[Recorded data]
+ + + +
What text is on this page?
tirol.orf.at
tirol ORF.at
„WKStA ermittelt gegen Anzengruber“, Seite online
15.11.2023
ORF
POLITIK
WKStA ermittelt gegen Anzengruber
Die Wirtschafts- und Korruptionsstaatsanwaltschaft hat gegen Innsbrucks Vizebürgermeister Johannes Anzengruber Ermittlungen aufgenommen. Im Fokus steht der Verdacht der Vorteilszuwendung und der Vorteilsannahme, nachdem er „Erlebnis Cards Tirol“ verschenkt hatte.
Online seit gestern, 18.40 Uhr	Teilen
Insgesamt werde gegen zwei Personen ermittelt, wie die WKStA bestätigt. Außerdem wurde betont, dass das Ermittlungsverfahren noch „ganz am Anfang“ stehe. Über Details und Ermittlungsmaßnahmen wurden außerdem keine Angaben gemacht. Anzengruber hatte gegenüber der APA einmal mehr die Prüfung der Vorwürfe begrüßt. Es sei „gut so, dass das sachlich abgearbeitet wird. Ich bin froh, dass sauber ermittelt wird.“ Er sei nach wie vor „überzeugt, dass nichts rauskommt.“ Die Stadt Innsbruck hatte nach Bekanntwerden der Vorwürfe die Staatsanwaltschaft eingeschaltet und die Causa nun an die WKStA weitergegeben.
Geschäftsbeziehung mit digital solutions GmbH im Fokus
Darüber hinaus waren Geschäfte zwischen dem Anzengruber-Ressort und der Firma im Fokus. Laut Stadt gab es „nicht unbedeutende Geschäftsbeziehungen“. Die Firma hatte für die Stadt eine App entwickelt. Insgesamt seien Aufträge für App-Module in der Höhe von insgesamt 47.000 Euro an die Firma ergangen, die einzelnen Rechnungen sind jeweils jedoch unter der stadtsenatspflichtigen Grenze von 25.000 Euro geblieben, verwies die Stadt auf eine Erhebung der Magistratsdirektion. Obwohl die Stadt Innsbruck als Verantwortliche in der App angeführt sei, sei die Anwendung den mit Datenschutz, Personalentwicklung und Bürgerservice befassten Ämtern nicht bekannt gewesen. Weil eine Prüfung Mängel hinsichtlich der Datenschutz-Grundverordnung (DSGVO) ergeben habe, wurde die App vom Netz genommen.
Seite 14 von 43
+ + + +
Would you please write out all the entries exactly?

> **Result**
What text is on this page?
tirol.orf.at
tirol ORF.at
„WKStA ermittelt gegen Anzengruber“, Seite online
15.11.2023
ORF
POLITIK
WKStA ermittelt gegen Anzengruber
Die Wirtschafts- und Korruptionsstaatsanwaltschaft hat gegen Innsbrucks Vizebürgermeister Johannes Anzengruber Ermittlungen aufgenommen. Im Fokus steht der Verdacht der Vorteilszuwendung und der Vorteilsannahme, nachdem er „Erlebnis Cards Tirol“ verschenkt hatte.
Online seit gestern, 18.40 Uhr	Teilen
Insgesamt werde gegen zwei Personen ermittelt, wie die WKStA bestätigt. Außerdem wurde betont, dass das Ermittlungsverfahren noch „ganz am Anfang“ stehe. Über Details und Ermittlungsmaßnahmen wurden außerdem keine Angaben gemacht. Anzengruber hatte gegenüber der APA einmal mehr die Prüfung der Vorwürfe begrüßt. Es sei „gut so, dass das sachlich abgearbeitet wird. Ich bin froh, dass sauber ermittelt wird.“ Er sei nach wie vor „überzeugt, dass nichts rauskommt.“ Die Stadt Innsbruck hatte nach Bekanntwerden der Vorwürfe die Staatsanwaltschaft eingeschaltet und die Causa nun an die WKStA weitergegeben.
Geschäftsbeziehung mit digital solutions GmbH im Fokus
Darüber hinaus waren Geschäfte zwischen dem Anzengruber-Ressort und der Firma im Fokus. Laut Stadt gab es „nicht unbedeutende Geschäftsbeziehungen“. Die Firma hatte für die Stadt eine App entwickelt. Insgesamt seien Aufträge für App-Module in der Höhe von insgesamt 47.000 Euro an die Firma ergangen, die einzelnen Rechnungen sind jeweils jedoch unter der stadtsenatspflichtigen Grenze von 25.000 Euro geblieben, verwies die Stadt auf eine Erhebung der Magistratsdirektion. Obwohl die Stadt Innsbruck als Verantwortliche in der App angeführt sei, sei die Anwendung den mit Datenschutz, Personalentwicklung und Bürgerservice befassten Ämtern nicht bekannt gewesen. Weil eine Prüfung Mängel hinsichtlich der Datenschutz-Grundverordnung (DSGVO) ergeben habe, wurde die App vom Netz genommen.
Seite 14 von 43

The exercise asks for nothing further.